## GIVEN PROBLEM
Repeat, exactly and completely, the entries shown underneath.

## Dataset entries

• • • • •

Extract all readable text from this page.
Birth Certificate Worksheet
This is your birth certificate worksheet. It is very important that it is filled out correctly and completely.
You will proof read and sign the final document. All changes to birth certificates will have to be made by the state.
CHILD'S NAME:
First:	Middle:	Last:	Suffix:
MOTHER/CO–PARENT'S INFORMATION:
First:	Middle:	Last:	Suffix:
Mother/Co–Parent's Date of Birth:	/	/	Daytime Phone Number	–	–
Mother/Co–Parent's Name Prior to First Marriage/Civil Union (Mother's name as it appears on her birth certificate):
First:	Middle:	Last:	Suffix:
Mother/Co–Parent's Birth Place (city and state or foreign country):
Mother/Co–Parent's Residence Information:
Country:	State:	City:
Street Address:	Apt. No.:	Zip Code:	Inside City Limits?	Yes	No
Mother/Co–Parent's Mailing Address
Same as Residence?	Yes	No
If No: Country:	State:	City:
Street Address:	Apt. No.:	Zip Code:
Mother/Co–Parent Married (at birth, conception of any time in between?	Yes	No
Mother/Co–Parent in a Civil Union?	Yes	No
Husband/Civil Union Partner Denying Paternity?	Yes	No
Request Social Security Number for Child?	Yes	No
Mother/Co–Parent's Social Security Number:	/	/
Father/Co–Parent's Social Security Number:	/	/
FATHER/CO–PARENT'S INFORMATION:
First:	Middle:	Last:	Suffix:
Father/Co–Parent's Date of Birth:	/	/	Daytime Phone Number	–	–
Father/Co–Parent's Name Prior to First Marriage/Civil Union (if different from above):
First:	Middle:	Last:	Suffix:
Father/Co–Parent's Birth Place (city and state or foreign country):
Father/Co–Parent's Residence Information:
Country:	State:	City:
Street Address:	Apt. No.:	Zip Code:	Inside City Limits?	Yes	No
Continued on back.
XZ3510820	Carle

• • • • •

## COMPLETED EXERCISE
Extract all readable text from this page.
Birth Certificate Worksheet
This is your birth certificate worksheet. It is very important that it is filled out correctly and completely.
You will proof read and sign the final document. All changes to birth certificates will have to be made by the state.
CHILD'S NAME:
First:	Middle:	Last:	Suffix:
MOTHER/CO–PARENT'S INFORMATION:
First:	Middle:	Last:	Suffix:
Mother/Co–Parent's Date of Birth:	/	/	Daytime Phone Number	–	–
Mother/Co–Parent's Name Prior to First Marriage/Civil Union (Mother's name as it appears on her birth certificate):
First:	Middle:	Last:	Suffix:
Mother/Co–Parent's Birth Place (city and state or foreign country):
Mother/Co–Parent's Residence Information:
Country:	State:	City:
Street Address:	Apt. No.:	Zip Code:	Inside City Limits?	Yes	No
Mother/Co–Parent's Mailing Address
Same as Residence?	Yes	No
If No: Country:	State:	City:
Street Address:	Apt. No.:	Zip Code:
Mother/Co–Parent Married (at birth, conception of any time in between?	Yes	No
Mother/Co–Parent in a Civil Union?	Yes	No
Husband/Civil Union Partner Denying Paternity?	Yes	No
Request Social Security Number for Child?	Yes	No
Mother/Co–Parent's Social Security Number:	/	/
Father/Co–Parent's Social Security Number:	/	/
FATHER/CO–PARENT'S INFORMATION:
First:	Middle:	Last:	Suffix:
Father/Co–Parent's Date of Birth:	/	/	Daytime Phone Number	–	–
Father/Co–Parent's Name Prior to First Marriage/Civil Union (if different from above):
First:	Middle:	Last:	Suffix:
Father/Co–Parent's Birth Place (city and state or foreign country):
Father/Co–Parent's Residence Information:
Country:	State:	City:
Street Address:	Apt. No.:	Zip Code:	Inside City Limits?	Yes	No
Continued on back.
XZ3510820	Carle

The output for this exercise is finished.